Given data
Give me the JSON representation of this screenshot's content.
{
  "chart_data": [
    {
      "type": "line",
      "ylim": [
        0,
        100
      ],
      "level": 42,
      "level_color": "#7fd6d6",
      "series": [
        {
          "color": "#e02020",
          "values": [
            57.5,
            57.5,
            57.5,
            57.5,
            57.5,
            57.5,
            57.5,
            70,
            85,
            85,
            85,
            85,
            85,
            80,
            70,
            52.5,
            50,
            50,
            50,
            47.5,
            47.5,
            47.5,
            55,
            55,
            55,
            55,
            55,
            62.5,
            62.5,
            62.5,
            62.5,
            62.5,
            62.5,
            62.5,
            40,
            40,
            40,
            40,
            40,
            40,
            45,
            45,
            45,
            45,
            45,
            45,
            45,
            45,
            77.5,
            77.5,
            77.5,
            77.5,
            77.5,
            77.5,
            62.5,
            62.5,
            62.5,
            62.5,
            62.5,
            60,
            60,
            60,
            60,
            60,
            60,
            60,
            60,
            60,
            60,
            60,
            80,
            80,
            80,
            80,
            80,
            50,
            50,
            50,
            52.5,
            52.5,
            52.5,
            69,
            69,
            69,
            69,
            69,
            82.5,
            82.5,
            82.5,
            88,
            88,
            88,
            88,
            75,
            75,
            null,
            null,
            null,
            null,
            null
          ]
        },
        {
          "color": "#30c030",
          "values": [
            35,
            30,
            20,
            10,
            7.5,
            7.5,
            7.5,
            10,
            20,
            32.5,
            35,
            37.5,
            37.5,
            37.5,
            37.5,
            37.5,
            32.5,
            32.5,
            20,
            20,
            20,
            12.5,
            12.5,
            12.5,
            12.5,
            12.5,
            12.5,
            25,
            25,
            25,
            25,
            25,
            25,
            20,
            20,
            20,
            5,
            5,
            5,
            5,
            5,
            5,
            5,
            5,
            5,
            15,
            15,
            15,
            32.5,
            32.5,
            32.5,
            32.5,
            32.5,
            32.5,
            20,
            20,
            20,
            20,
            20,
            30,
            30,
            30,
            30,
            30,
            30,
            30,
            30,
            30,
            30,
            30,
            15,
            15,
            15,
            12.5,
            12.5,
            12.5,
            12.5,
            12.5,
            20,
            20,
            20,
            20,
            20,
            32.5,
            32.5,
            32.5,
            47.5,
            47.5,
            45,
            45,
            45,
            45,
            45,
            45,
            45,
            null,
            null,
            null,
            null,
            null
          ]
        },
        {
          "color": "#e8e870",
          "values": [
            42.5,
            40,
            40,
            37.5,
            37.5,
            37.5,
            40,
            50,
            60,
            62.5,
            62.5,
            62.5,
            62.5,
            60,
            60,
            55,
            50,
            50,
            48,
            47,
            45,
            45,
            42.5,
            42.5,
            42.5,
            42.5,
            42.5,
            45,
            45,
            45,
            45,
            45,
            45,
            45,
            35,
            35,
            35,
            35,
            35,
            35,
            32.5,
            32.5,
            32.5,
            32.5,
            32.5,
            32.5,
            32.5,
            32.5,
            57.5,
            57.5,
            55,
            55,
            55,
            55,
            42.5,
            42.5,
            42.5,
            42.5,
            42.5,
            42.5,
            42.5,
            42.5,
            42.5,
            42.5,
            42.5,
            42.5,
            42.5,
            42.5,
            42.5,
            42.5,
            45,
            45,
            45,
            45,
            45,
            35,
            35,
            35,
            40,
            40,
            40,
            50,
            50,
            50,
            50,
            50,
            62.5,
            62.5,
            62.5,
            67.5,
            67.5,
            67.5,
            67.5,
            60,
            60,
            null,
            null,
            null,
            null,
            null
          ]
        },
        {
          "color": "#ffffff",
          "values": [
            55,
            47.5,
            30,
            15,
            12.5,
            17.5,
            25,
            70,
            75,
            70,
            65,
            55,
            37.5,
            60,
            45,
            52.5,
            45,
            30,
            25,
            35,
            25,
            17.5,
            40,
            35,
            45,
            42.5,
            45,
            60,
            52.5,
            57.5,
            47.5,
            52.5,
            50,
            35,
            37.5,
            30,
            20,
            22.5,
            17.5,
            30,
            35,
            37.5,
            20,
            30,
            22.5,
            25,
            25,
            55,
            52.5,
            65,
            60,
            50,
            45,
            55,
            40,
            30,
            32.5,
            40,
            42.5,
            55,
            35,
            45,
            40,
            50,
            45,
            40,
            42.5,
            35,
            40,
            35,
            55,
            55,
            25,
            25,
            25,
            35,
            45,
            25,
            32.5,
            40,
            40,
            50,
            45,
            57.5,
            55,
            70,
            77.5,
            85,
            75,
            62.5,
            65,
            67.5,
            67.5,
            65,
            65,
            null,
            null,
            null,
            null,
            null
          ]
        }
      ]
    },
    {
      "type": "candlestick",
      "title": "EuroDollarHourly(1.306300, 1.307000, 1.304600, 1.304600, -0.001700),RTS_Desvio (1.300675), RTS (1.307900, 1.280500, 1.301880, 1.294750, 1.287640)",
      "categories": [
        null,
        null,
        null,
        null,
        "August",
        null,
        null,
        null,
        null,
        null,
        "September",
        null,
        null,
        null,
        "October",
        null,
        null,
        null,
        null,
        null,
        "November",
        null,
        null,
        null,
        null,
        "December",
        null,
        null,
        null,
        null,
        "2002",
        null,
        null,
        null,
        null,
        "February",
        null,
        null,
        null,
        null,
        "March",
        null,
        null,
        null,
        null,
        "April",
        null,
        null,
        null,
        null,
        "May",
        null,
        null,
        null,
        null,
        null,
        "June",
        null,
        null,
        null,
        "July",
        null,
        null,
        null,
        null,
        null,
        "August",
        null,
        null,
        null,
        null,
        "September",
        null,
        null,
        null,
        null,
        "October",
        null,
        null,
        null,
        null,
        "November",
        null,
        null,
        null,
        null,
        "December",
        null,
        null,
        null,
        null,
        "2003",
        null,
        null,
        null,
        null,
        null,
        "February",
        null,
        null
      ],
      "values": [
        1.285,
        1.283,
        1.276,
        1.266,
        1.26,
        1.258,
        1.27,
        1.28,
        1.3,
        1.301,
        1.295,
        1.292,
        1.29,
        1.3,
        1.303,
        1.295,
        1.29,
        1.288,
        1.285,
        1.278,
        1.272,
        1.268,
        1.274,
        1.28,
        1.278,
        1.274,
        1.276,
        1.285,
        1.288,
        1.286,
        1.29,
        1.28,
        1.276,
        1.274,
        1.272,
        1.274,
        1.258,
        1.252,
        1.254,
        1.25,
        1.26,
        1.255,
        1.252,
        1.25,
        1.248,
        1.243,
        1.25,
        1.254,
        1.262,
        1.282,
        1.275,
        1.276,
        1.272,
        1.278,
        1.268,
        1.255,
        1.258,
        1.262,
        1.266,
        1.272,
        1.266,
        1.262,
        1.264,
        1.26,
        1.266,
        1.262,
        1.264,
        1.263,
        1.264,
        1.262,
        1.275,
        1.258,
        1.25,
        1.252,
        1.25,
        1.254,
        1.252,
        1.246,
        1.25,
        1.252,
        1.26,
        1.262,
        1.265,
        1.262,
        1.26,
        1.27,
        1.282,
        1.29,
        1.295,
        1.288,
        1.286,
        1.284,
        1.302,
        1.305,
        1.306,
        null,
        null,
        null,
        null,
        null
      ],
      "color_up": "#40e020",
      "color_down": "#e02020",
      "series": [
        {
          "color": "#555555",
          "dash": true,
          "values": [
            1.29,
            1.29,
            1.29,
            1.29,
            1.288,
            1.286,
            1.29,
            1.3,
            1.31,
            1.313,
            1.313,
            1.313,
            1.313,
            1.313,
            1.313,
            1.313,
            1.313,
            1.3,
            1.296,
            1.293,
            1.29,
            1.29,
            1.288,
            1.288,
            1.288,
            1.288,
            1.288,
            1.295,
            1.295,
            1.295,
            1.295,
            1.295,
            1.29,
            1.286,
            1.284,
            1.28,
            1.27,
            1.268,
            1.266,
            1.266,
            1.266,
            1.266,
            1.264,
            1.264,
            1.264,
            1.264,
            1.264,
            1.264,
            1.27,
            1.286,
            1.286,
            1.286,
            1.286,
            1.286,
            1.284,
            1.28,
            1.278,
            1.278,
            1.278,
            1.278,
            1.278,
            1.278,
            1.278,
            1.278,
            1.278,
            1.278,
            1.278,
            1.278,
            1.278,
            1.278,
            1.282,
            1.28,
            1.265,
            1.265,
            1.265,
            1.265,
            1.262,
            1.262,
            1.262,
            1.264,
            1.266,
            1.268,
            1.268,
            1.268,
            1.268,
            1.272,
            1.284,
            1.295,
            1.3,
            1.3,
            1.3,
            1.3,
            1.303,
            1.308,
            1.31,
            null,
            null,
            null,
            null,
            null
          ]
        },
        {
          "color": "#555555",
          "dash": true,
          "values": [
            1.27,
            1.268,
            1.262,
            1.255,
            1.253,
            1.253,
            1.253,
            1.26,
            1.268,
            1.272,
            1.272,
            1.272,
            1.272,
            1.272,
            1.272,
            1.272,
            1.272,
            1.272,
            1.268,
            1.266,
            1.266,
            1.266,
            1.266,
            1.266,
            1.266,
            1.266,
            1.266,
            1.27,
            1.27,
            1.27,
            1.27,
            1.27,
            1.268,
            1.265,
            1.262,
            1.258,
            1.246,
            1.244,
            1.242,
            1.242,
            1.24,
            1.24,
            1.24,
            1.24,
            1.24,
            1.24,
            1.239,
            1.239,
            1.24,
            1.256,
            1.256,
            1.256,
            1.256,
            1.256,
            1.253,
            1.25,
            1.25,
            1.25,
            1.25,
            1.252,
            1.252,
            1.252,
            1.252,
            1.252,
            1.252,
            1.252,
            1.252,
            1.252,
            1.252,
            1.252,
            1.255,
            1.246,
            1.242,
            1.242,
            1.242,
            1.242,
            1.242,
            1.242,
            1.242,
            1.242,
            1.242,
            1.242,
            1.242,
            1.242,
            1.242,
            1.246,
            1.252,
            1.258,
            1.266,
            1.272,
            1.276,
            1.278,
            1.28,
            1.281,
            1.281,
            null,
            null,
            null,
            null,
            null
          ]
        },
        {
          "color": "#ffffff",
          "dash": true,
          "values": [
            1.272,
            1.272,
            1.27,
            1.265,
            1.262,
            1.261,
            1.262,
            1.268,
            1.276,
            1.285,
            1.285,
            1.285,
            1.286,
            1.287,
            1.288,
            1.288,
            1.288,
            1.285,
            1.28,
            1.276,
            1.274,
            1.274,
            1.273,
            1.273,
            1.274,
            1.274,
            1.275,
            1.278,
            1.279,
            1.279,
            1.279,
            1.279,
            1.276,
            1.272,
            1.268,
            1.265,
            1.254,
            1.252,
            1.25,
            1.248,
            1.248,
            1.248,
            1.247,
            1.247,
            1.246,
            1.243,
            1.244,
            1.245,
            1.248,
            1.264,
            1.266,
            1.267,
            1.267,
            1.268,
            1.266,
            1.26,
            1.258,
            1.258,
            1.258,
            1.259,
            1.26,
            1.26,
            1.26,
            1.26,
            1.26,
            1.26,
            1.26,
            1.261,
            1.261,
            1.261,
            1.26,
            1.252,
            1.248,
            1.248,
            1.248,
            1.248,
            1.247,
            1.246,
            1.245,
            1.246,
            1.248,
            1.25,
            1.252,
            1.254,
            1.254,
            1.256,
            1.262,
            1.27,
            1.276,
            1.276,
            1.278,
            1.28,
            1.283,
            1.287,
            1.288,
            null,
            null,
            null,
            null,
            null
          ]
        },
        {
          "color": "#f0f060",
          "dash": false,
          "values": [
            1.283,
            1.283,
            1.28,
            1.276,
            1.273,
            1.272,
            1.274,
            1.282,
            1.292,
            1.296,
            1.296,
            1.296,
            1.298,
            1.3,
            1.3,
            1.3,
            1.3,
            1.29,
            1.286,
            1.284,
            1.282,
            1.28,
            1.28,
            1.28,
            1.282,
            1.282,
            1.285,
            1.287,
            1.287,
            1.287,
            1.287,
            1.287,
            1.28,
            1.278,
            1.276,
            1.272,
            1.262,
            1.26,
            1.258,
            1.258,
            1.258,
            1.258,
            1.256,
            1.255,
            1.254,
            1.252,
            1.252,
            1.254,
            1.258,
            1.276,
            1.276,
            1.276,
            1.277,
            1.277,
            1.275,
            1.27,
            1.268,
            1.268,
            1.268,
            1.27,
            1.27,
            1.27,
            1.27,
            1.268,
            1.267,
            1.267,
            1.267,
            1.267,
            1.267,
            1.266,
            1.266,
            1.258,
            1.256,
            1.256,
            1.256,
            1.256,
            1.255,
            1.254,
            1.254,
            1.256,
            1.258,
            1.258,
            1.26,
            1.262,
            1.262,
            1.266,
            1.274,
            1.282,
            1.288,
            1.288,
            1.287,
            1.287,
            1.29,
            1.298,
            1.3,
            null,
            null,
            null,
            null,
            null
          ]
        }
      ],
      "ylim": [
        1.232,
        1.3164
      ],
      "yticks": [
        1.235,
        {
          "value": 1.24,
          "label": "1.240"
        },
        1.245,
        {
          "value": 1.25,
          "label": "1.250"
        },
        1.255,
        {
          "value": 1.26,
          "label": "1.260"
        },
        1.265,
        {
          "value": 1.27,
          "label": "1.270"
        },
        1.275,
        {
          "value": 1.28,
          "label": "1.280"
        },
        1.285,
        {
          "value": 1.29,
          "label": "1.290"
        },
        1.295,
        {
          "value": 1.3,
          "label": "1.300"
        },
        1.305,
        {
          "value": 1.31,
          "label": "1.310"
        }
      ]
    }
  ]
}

What to work on
Take every line above carrying "label" and return it.

Right answer
          "label": "1.240"
          "label": "1.250"
          "label": "1.260"
          "label": "1.270"
          "label": "1.280"
          "label": "1.290"
          "label": "1.300"
          "label": "1.310"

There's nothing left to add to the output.